# INSTRUCTIONS FOR THE TASK
Repeat every record below exactly, omitting any pictures.

# MATERIAL PROVIDED
○ ○ ○

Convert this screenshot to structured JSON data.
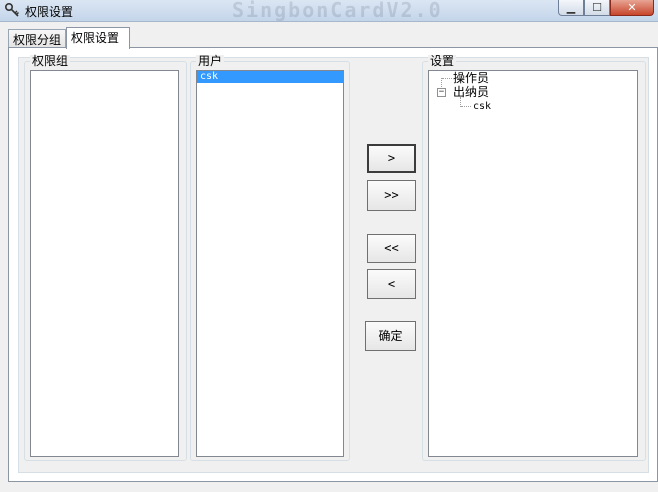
{
  "window": {
    "title": "权限设置",
    "ghost_title": "SingbonCardV2.0",
    "controls": {
      "minimize": "▁",
      "maximize": "☐",
      "close": "✕"
    }
  },
  "tabs": [
    {
      "label": "权限分组",
      "active": false
    },
    {
      "label": "权限设置",
      "active": true
    }
  ],
  "permission_group": {
    "label": "权限组",
    "items": []
  },
  "users": {
    "label": "用户",
    "items": [
      "csk"
    ],
    "selected": "csk"
  },
  "settings": {
    "label": "设置",
    "tree": [
      {
        "label": "操作员",
        "children": []
      },
      {
        "label": "出纳员",
        "expanded": true,
        "children": [
          {
            "label": "csk"
          }
        ]
      }
    ]
  },
  "buttons": {
    "add": ">",
    "add_all": ">>",
    "remove_all": "<<",
    "remove": "<",
    "ok": "确定"
  },
  "icons": {
    "app": "key-icon",
    "expander": "minus-icon"
  }
}
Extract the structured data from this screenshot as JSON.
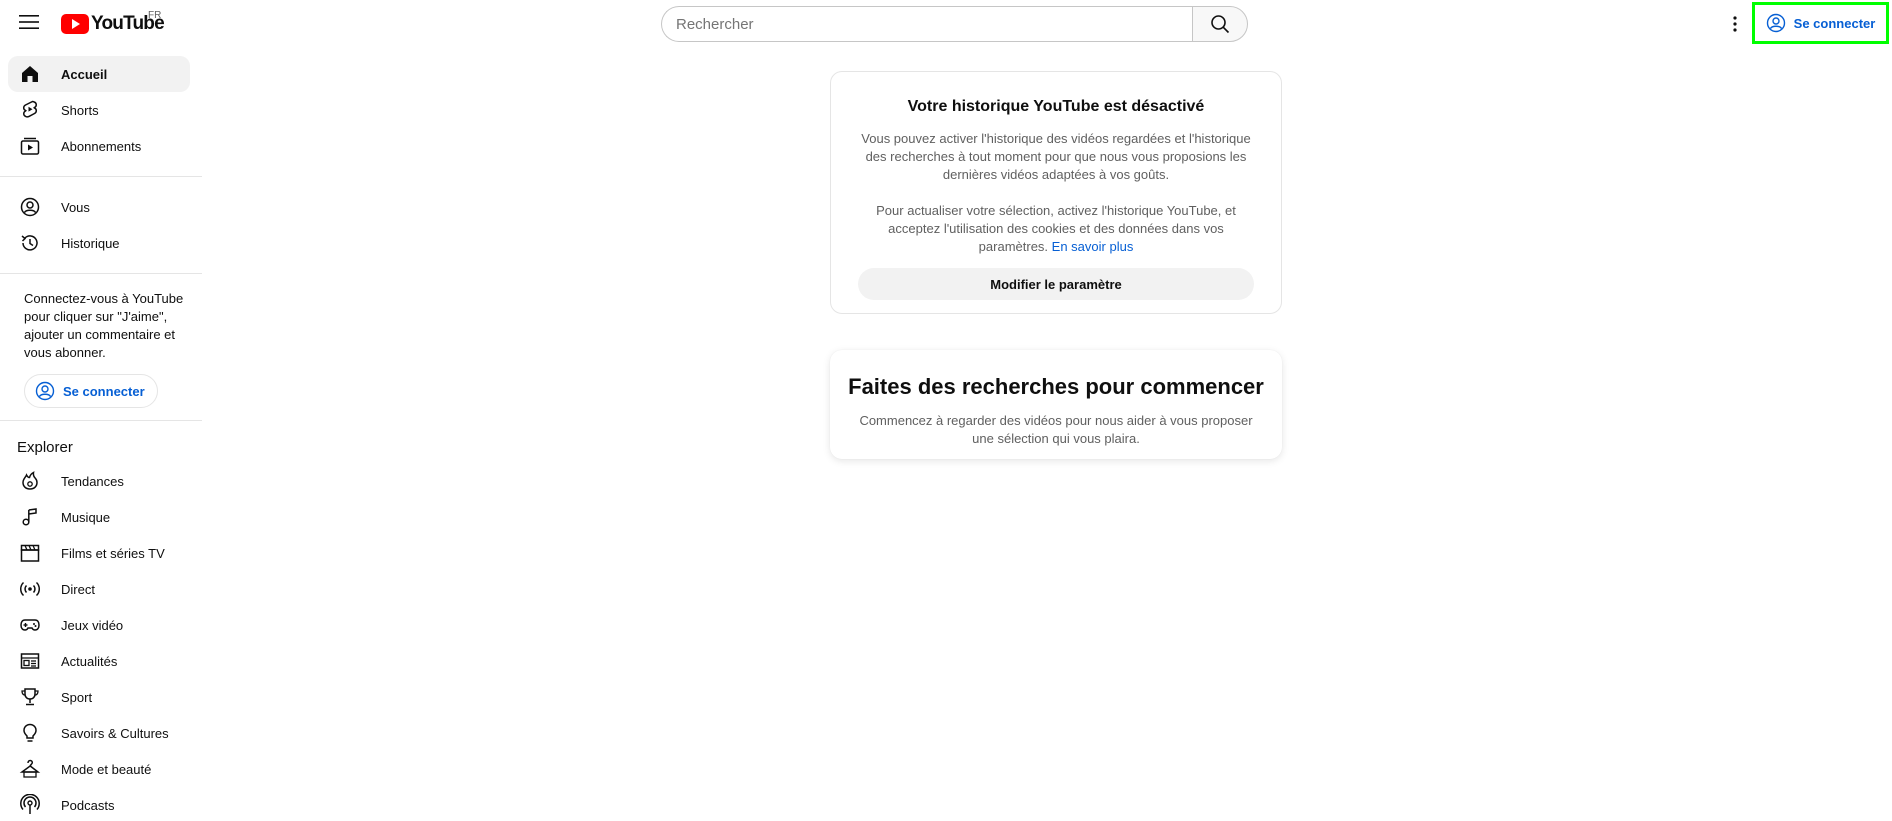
{
  "header": {
    "logo_text": "YouTube",
    "country_code": "FR",
    "search_placeholder": "Rechercher",
    "signin_label": "Se connecter"
  },
  "sidebar": {
    "main_items": [
      {
        "label": "Accueil",
        "icon": "home-icon",
        "active": true
      },
      {
        "label": "Shorts",
        "icon": "shorts-icon"
      },
      {
        "label": "Abonnements",
        "icon": "subscriptions-icon"
      }
    ],
    "you_items": [
      {
        "label": "Vous",
        "icon": "user-circle-icon"
      },
      {
        "label": "Historique",
        "icon": "history-icon"
      }
    ],
    "signin_prompt": "Connectez-vous à YouTube pour cliquer sur \"J'aime\", ajouter un commentaire et vous abonner.",
    "signin_label": "Se connecter",
    "explore_title": "Explorer",
    "explore_items": [
      {
        "label": "Tendances",
        "icon": "trending-icon"
      },
      {
        "label": "Musique",
        "icon": "music-note-icon"
      },
      {
        "label": "Films et séries TV",
        "icon": "clapperboard-icon"
      },
      {
        "label": "Direct",
        "icon": "live-icon"
      },
      {
        "label": "Jeux vidéo",
        "icon": "gamepad-icon"
      },
      {
        "label": "Actualités",
        "icon": "newspaper-icon"
      },
      {
        "label": "Sport",
        "icon": "trophy-icon"
      },
      {
        "label": "Savoirs & Cultures",
        "icon": "lightbulb-icon"
      },
      {
        "label": "Mode et beauté",
        "icon": "hanger-icon"
      },
      {
        "label": "Podcasts",
        "icon": "podcast-icon"
      }
    ]
  },
  "history_card": {
    "title": "Votre historique YouTube est désactivé",
    "paragraph1": "Vous pouvez activer l'historique des vidéos regardées et l'historique des recherches à tout moment pour que nous vous proposions les dernières vidéos adaptées à vos goûts.",
    "paragraph2": "Pour actualiser votre sélection, activez l'historique YouTube, et acceptez l'utilisation des cookies et des données dans vos paramètres.",
    "learn_more": "En savoir plus",
    "button_label": "Modifier le paramètre"
  },
  "search_card": {
    "title": "Faites des recherches pour commencer",
    "text": "Commencez à regarder des vidéos pour nous aider à vous proposer une sélection qui vous plaira."
  },
  "colors": {
    "brand_red": "#ff0000",
    "link_blue": "#065fd4",
    "highlight_green": "#00ff00"
  }
}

○ ○ ○

# SOLUTION
Convert this screenshot to structured JSON data.
{
  "window": {
    "title": "权限设置",
    "ghost_title": "SingbonCardV2.0",
    "controls": {
      "minimize": "▁",
      "maximize": "☐",
      "close": "✕"
    }
  },
  "tabs": [
    {
      "label": "权限分组",
      "active": false
    },
    {
      "label": "权限设置",
      "active": true
    }
  ],
  "permission_group": {
    "label": "权限组",
    "items": []
  },
  "users": {
    "label": "用户",
    "items": [
      "csk"
    ],
    "selected": "csk"
  },
  "settings": {
    "label": "设置",
    "tree": [
      {
        "label": "操作员",
        "children": []
      },
      {
        "label": "出纳员",
        "expanded": true,
        "children": [
          {
            "label": "csk"
          }
        ]
      }
    ]
  },
  "buttons": {
    "add": ">",
    "add_all": ">>",
    "remove_all": "<<",
    "remove": "<",
    "ok": "确定"
  },
  "icons": {
    "app": "key-icon",
    "expander": "minus-icon"
  }
}
Extract the structured data from this screenshot as JSON.
{
  "header": {
    "logo_text": "YouTube",
    "country_code": "FR",
    "search_placeholder": "Rechercher",
    "signin_label": "Se connecter"
  },
  "sidebar": {
    "main_items": [
      {
        "label": "Accueil",
        "icon": "home-icon",
        "active": true
      },
      {
        "label": "Shorts",
        "icon": "shorts-icon"
      },
      {
        "label": "Abonnements",
        "icon": "subscriptions-icon"
      }
    ],
    "you_items": [
      {
        "label": "Vous",
        "icon": "user-circle-icon"
      },
      {
        "label": "Historique",
        "icon": "history-icon"
      }
    ],
    "signin_prompt": "Connectez-vous à YouTube pour cliquer sur \"J'aime\", ajouter un commentaire et vous abonner.",
    "signin_label": "Se connecter",
    "explore_title": "Explorer",
    "explore_items": [
      {
        "label": "Tendances",
        "icon": "trending-icon"
      },
      {
        "label": "Musique",
        "icon": "music-note-icon"
      },
      {
        "label": "Films et séries TV",
        "icon": "clapperboard-icon"
      },
      {
        "label": "Direct",
        "icon": "live-icon"
      },
      {
        "label": "Jeux vidéo",
        "icon": "gamepad-icon"
      },
      {
        "label": "Actualités",
        "icon": "newspaper-icon"
      },
      {
        "label": "Sport",
        "icon": "trophy-icon"
      },
      {
        "label": "Savoirs & Cultures",
        "icon": "lightbulb-icon"
      },
      {
        "label": "Mode et beauté",
        "icon": "hanger-icon"
      },
      {
        "label": "Podcasts",
        "icon": "podcast-icon"
      }
    ]
  },
  "history_card": {
    "title": "Votre historique YouTube est désactivé",
    "paragraph1": "Vous pouvez activer l'historique des vidéos regardées et l'historique des recherches à tout moment pour que nous vous proposions les dernières vidéos adaptées à vos goûts.",
    "paragraph2": "Pour actualiser votre sélection, activez l'historique YouTube, et acceptez l'utilisation des cookies et des données dans vos paramètres.",
    "learn_more": "En savoir plus",
    "button_label": "Modifier le paramètre"
  },
  "search_card": {
    "title": "Faites des recherches pour commencer",
    "text": "Commencez à regarder des vidéos pour nous aider à vous proposer une sélection qui vous plaira."
  },
  "colors": {
    "brand_red": "#ff0000",
    "link_blue": "#065fd4",
    "highlight_green": "#00ff00"
  }
}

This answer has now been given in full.